Collected data
# # # #

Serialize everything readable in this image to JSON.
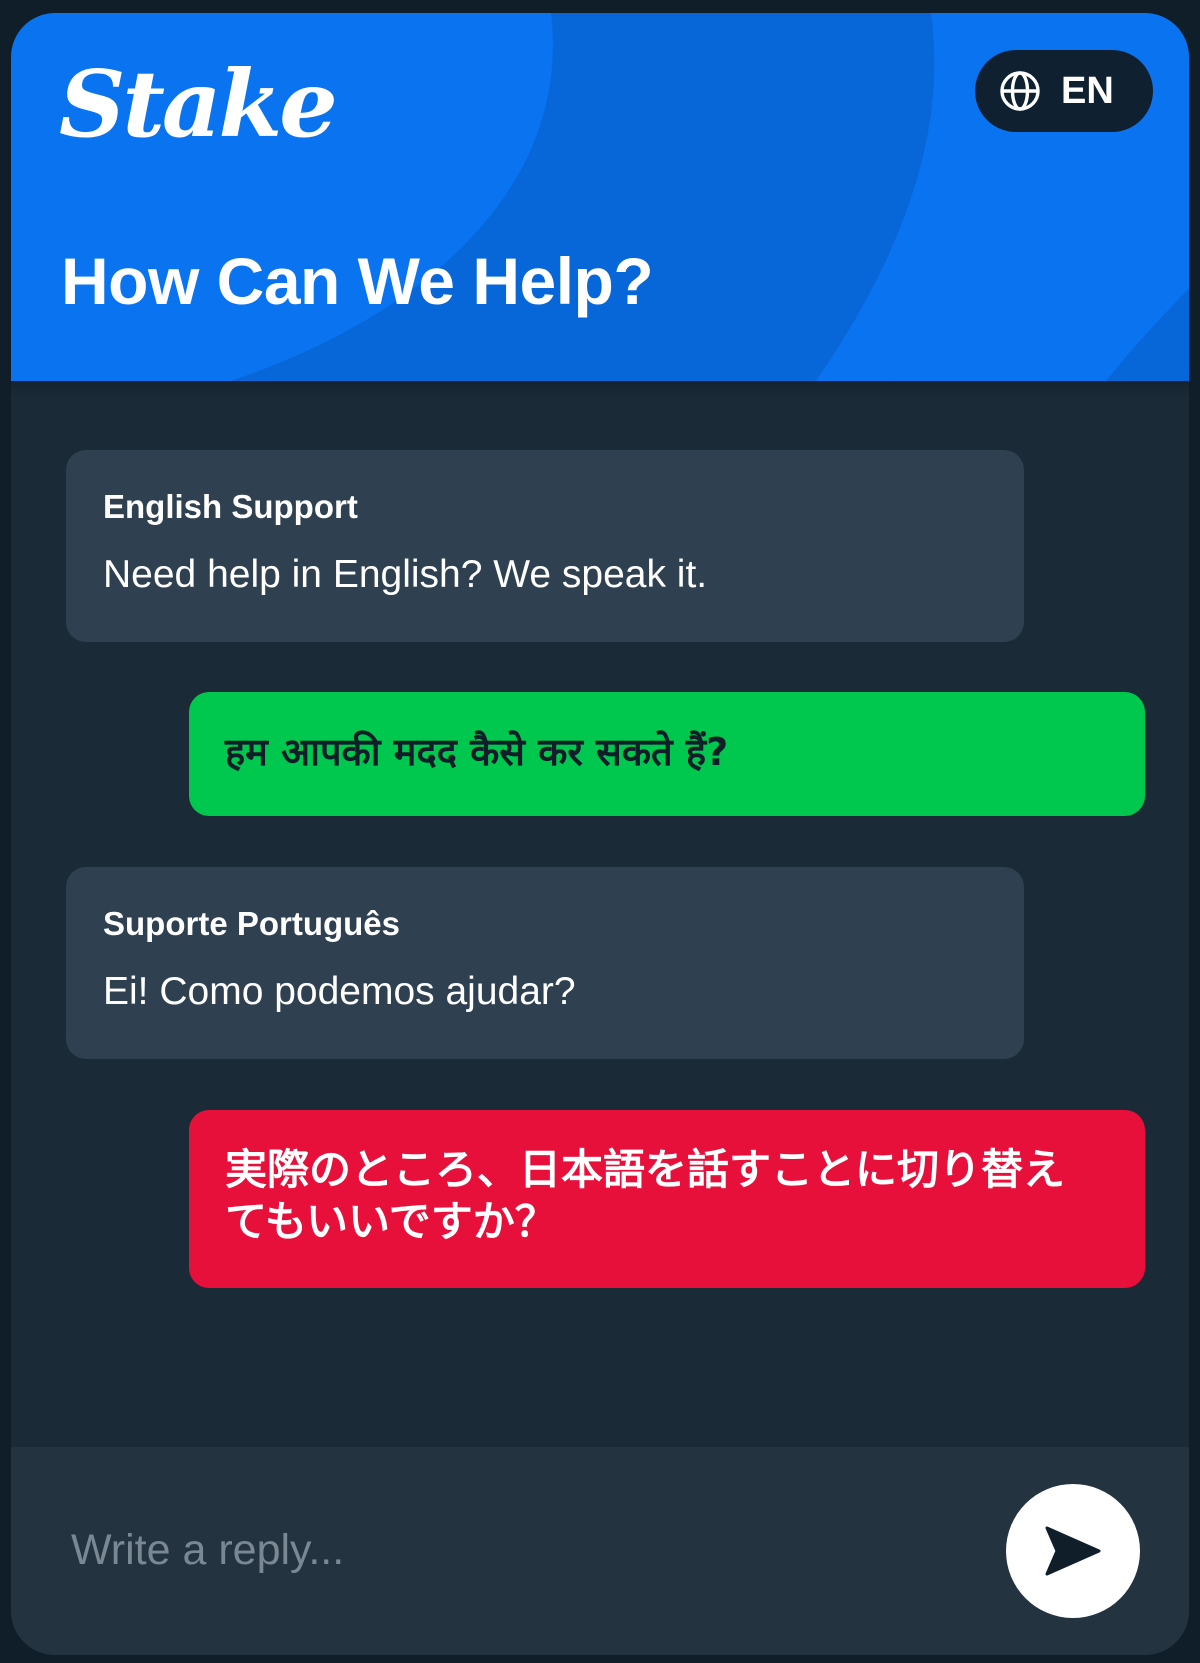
{
  "header": {
    "logo": "Stake",
    "language_code": "EN",
    "title": "How Can We Help?",
    "globe_icon": "globe-icon",
    "colors": {
      "background": "#0a74f0",
      "language_button": "#0f2131"
    }
  },
  "messages": [
    {
      "kind": "agent",
      "name": "English Support",
      "text": "Need help in English? We speak it."
    },
    {
      "kind": "user",
      "text": "हम आपकी मदद कैसे कर सकते हैं?",
      "color": "#00c74d"
    },
    {
      "kind": "agent",
      "name": "Suporte Português",
      "text": "Ei! Como podemos ajudar?"
    },
    {
      "kind": "user",
      "text": "実際のところ、日本語を話すことに切り替えてもいいですか？",
      "color": "#e6103b"
    }
  ],
  "composer": {
    "placeholder": "Write a reply...",
    "send_icon": "send-icon"
  },
  "colors": {
    "panel_background": "#1b2a37",
    "agent_bubble": "#2f4050",
    "composer_background": "#243340"
  }
}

# # # #

* **Problem to work on**: Copy every entry word for word, but omit the pictures.

* **Output of the task**:
Serialize everything readable in this image to JSON.
{
  "header": {
    "logo": "Stake",
    "language_code": "EN",
    "title": "How Can We Help?",
    "globe_icon": "globe-icon",
    "colors": {
      "background": "#0a74f0",
      "language_button": "#0f2131"
    }
  },
  "messages": [
    {
      "kind": "agent",
      "name": "English Support",
      "text": "Need help in English? We speak it."
    },
    {
      "kind": "user",
      "text": "हम आपकी मदद कैसे कर सकते हैं?",
      "color": "#00c74d"
    },
    {
      "kind": "agent",
      "name": "Suporte Português",
      "text": "Ei! Como podemos ajudar?"
    },
    {
      "kind": "user",
      "text": "実際のところ、日本語を話すことに切り替えてもいいですか？",
      "color": "#e6103b"
    }
  ],
  "composer": {
    "placeholder": "Write a reply...",
    "send_icon": "send-icon"
  },
  "colors": {
    "panel_background": "#1b2a37",
    "agent_bubble": "#2f4050",
    "composer_background": "#243340"
  }
}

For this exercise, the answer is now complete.